▸ PROMPT
Without the pictures, repeat the listing character for character.

▸ SUPPLIED RECORDS

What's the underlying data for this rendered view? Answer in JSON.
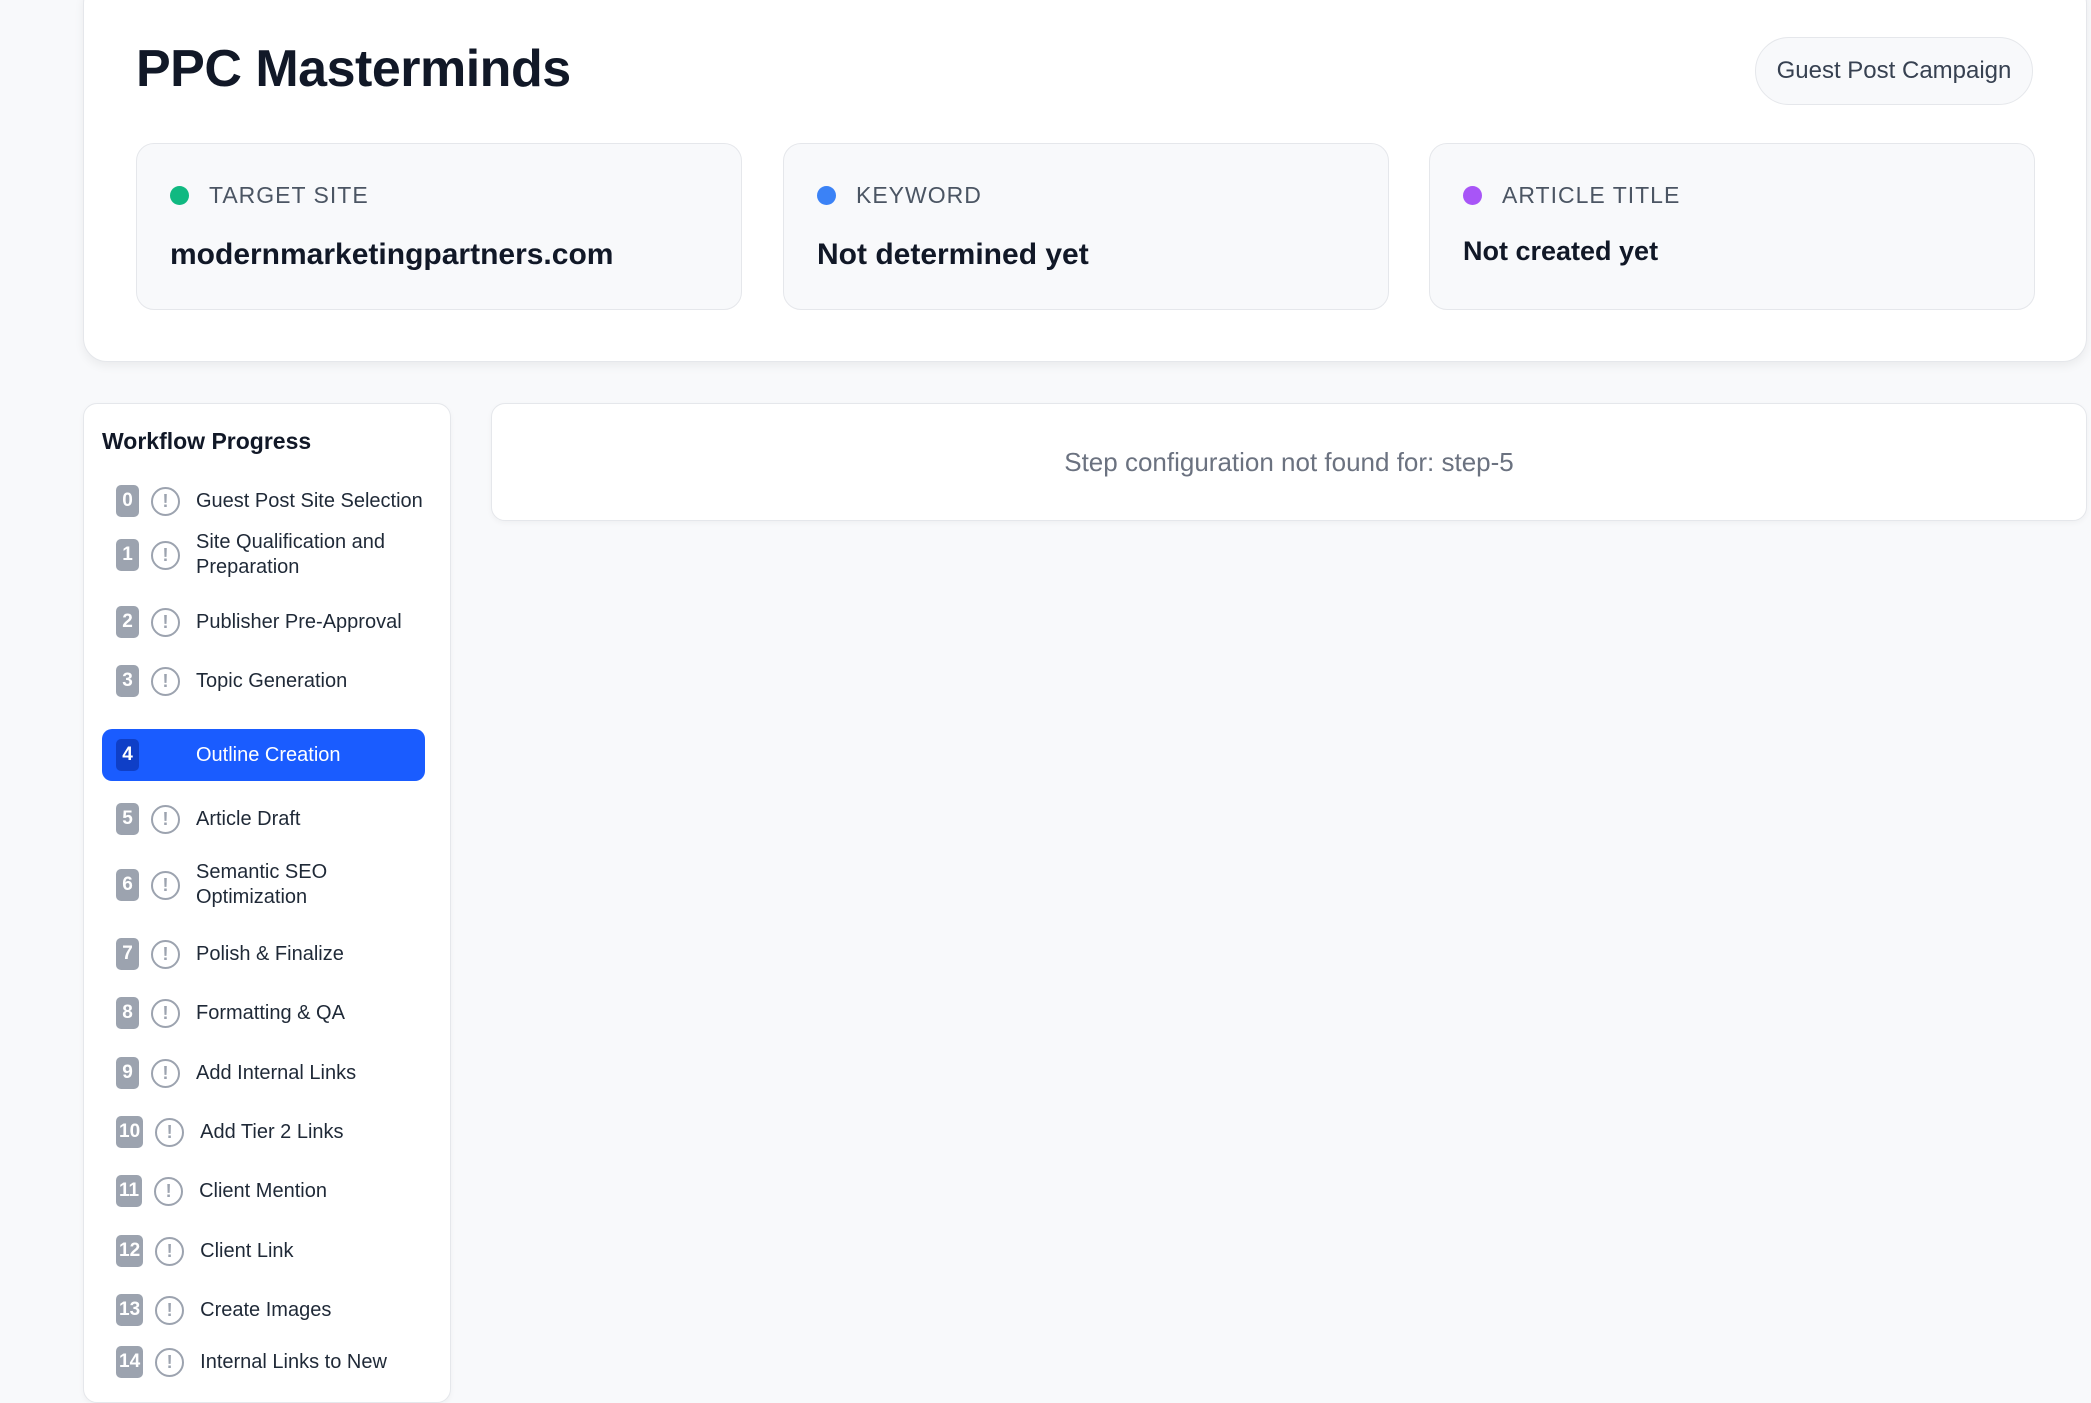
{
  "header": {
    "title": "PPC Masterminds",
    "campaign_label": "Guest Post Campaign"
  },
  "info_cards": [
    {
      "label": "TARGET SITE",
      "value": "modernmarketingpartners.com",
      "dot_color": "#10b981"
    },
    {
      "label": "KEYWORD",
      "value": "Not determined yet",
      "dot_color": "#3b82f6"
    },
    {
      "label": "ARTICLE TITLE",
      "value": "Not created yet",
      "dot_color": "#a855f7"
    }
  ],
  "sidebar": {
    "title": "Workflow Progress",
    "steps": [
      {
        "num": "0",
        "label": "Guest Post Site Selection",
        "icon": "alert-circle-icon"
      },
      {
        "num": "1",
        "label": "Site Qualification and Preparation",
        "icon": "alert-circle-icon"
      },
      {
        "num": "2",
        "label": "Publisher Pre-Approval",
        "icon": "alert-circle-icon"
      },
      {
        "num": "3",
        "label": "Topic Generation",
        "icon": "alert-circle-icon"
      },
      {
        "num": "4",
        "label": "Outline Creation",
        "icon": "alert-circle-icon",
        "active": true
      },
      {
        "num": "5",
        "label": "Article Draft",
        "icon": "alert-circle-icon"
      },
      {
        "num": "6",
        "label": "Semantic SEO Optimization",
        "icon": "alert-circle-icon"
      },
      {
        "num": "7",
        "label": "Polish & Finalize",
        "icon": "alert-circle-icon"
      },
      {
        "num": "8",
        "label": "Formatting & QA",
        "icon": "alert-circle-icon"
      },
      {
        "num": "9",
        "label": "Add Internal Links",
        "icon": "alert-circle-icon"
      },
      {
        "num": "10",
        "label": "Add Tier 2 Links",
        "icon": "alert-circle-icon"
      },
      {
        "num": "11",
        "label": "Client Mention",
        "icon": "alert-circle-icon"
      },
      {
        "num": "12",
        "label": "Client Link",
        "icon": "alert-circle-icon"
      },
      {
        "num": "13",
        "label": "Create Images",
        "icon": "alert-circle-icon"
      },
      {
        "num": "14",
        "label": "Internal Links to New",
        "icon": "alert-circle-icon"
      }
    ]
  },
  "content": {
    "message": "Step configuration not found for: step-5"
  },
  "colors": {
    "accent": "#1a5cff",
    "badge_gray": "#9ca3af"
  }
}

▸ COMPLETED TASK
What's the underlying data for this rendered view? Answer in JSON.
{
  "header": {
    "title": "PPC Masterminds",
    "campaign_label": "Guest Post Campaign"
  },
  "info_cards": [
    {
      "label": "TARGET SITE",
      "value": "modernmarketingpartners.com",
      "dot_color": "#10b981"
    },
    {
      "label": "KEYWORD",
      "value": "Not determined yet",
      "dot_color": "#3b82f6"
    },
    {
      "label": "ARTICLE TITLE",
      "value": "Not created yet",
      "dot_color": "#a855f7"
    }
  ],
  "sidebar": {
    "title": "Workflow Progress",
    "steps": [
      {
        "num": "0",
        "label": "Guest Post Site Selection",
        "icon": "alert-circle-icon"
      },
      {
        "num": "1",
        "label": "Site Qualification and Preparation",
        "icon": "alert-circle-icon"
      },
      {
        "num": "2",
        "label": "Publisher Pre-Approval",
        "icon": "alert-circle-icon"
      },
      {
        "num": "3",
        "label": "Topic Generation",
        "icon": "alert-circle-icon"
      },
      {
        "num": "4",
        "label": "Outline Creation",
        "icon": "alert-circle-icon",
        "active": true
      },
      {
        "num": "5",
        "label": "Article Draft",
        "icon": "alert-circle-icon"
      },
      {
        "num": "6",
        "label": "Semantic SEO Optimization",
        "icon": "alert-circle-icon"
      },
      {
        "num": "7",
        "label": "Polish & Finalize",
        "icon": "alert-circle-icon"
      },
      {
        "num": "8",
        "label": "Formatting & QA",
        "icon": "alert-circle-icon"
      },
      {
        "num": "9",
        "label": "Add Internal Links",
        "icon": "alert-circle-icon"
      },
      {
        "num": "10",
        "label": "Add Tier 2 Links",
        "icon": "alert-circle-icon"
      },
      {
        "num": "11",
        "label": "Client Mention",
        "icon": "alert-circle-icon"
      },
      {
        "num": "12",
        "label": "Client Link",
        "icon": "alert-circle-icon"
      },
      {
        "num": "13",
        "label": "Create Images",
        "icon": "alert-circle-icon"
      },
      {
        "num": "14",
        "label": "Internal Links to New",
        "icon": "alert-circle-icon"
      }
    ]
  },
  "content": {
    "message": "Step configuration not found for: step-5"
  },
  "colors": {
    "accent": "#1a5cff",
    "badge_gray": "#9ca3af"
  }
}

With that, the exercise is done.